### Required work
The data must be returned in full and exactly as given.

### Provided records
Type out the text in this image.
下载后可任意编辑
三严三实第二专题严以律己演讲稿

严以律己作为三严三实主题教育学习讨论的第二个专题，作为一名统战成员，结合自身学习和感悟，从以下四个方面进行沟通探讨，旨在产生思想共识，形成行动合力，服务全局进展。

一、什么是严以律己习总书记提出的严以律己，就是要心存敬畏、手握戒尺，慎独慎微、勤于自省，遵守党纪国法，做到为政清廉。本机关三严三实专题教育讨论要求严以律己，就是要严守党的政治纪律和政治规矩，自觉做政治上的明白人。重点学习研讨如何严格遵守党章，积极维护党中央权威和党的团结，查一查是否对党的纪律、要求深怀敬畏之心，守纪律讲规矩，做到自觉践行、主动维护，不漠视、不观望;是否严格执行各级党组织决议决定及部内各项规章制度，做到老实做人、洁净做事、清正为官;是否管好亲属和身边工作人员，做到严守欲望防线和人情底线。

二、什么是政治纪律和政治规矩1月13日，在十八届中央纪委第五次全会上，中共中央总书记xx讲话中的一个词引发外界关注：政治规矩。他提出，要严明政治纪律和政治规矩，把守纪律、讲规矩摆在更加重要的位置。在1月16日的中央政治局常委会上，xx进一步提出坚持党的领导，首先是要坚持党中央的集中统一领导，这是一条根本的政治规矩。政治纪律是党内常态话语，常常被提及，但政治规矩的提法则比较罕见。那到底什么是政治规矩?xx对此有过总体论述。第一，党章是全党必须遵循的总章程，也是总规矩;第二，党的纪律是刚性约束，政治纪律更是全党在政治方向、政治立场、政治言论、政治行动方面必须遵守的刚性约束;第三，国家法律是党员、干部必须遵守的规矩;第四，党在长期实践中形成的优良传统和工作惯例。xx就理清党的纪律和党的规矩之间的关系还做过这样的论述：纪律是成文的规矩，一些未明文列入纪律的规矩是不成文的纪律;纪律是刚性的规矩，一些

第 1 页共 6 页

### Task result
Type out the text in this image.
下载后可任意编辑
三严三实第二专题严以律己演讲稿

严以律己作为三严三实主题教育学习讨论的第二个专题，作为一名统战成员，结合自身学习和感悟，从以下四个方面进行沟通探讨，旨在产生思想共识，形成行动合力，服务全局进展。

一、什么是严以律己习总书记提出的严以律己，就是要心存敬畏、手握戒尺，慎独慎微、勤于自省，遵守党纪国法，做到为政清廉。本机关三严三实专题教育讨论要求严以律己，就是要严守党的政治纪律和政治规矩，自觉做政治上的明白人。重点学习研讨如何严格遵守党章，积极维护党中央权威和党的团结，查一查是否对党的纪律、要求深怀敬畏之心，守纪律讲规矩，做到自觉践行、主动维护，不漠视、不观望;是否严格执行各级党组织决议决定及部内各项规章制度，做到老实做人、洁净做事、清正为官;是否管好亲属和身边工作人员，做到严守欲望防线和人情底线。

二、什么是政治纪律和政治规矩1月13日，在十八届中央纪委第五次全会上，中共中央总书记xx讲话中的一个词引发外界关注：政治规矩。他提出，要严明政治纪律和政治规矩，把守纪律、讲规矩摆在更加重要的位置。在1月16日的中央政治局常委会上，xx进一步提出坚持党的领导，首先是要坚持党中央的集中统一领导，这是一条根本的政治规矩。政治纪律是党内常态话语，常常被提及，但政治规矩的提法则比较罕见。那到底什么是政治规矩?xx对此有过总体论述。第一，党章是全党必须遵循的总章程，也是总规矩;第二，党的纪律是刚性约束，政治纪律更是全党在政治方向、政治立场、政治言论、政治行动方面必须遵守的刚性约束;第三，国家法律是党员、干部必须遵守的规矩;第四，党在长期实践中形成的优良传统和工作惯例。xx就理清党的纪律和党的规矩之间的关系还做过这样的论述：纪律是成文的规矩，一些未明文列入纪律的规矩是不成文的纪律;纪律是刚性的规矩，一些

第 1 页共 6 页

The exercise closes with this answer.